• [TASK DESCRIPTION]: Find all lines in the listing that include the word "date", then copy them.
[START OF MATERIALS PROVIDED]
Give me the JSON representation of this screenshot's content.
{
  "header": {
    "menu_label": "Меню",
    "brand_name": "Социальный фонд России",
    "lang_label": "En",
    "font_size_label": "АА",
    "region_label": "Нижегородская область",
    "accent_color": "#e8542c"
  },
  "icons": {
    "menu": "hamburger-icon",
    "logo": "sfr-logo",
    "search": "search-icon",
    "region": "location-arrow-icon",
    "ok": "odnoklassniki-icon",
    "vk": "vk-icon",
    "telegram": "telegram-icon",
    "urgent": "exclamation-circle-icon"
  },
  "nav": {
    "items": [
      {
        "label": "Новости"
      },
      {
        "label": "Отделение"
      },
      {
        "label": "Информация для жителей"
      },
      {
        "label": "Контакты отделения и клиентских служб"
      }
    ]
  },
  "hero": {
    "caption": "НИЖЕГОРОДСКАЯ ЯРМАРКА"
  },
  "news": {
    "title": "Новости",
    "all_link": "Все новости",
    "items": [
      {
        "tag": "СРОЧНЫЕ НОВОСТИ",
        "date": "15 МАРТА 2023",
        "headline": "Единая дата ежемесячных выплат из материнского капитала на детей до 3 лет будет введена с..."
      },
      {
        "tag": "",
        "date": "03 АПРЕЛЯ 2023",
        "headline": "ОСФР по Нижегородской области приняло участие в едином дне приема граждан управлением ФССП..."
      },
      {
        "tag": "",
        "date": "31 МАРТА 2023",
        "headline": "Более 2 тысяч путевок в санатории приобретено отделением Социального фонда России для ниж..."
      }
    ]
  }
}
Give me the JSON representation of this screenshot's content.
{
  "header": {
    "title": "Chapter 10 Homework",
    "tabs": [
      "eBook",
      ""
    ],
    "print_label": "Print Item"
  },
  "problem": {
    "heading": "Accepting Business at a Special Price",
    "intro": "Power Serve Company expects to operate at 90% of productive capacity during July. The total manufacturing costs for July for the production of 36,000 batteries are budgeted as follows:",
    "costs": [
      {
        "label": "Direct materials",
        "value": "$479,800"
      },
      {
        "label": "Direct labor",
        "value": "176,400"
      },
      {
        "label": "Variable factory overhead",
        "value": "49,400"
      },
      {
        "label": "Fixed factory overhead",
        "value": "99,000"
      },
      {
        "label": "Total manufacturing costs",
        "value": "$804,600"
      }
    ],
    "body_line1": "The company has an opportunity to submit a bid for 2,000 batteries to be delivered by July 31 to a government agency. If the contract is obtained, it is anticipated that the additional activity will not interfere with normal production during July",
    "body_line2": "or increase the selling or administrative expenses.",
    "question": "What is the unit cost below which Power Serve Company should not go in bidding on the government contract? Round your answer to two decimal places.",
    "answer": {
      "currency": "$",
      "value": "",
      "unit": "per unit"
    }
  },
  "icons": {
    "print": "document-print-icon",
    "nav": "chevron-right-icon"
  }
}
[END OF MATERIALS PROVIDED]
• [EXERCISE OUTPUT]:
        "date": "15 МАРТА 2023",
        "date": "03 АПРЕЛЯ 2023",
        "date": "31 МАРТА 2023",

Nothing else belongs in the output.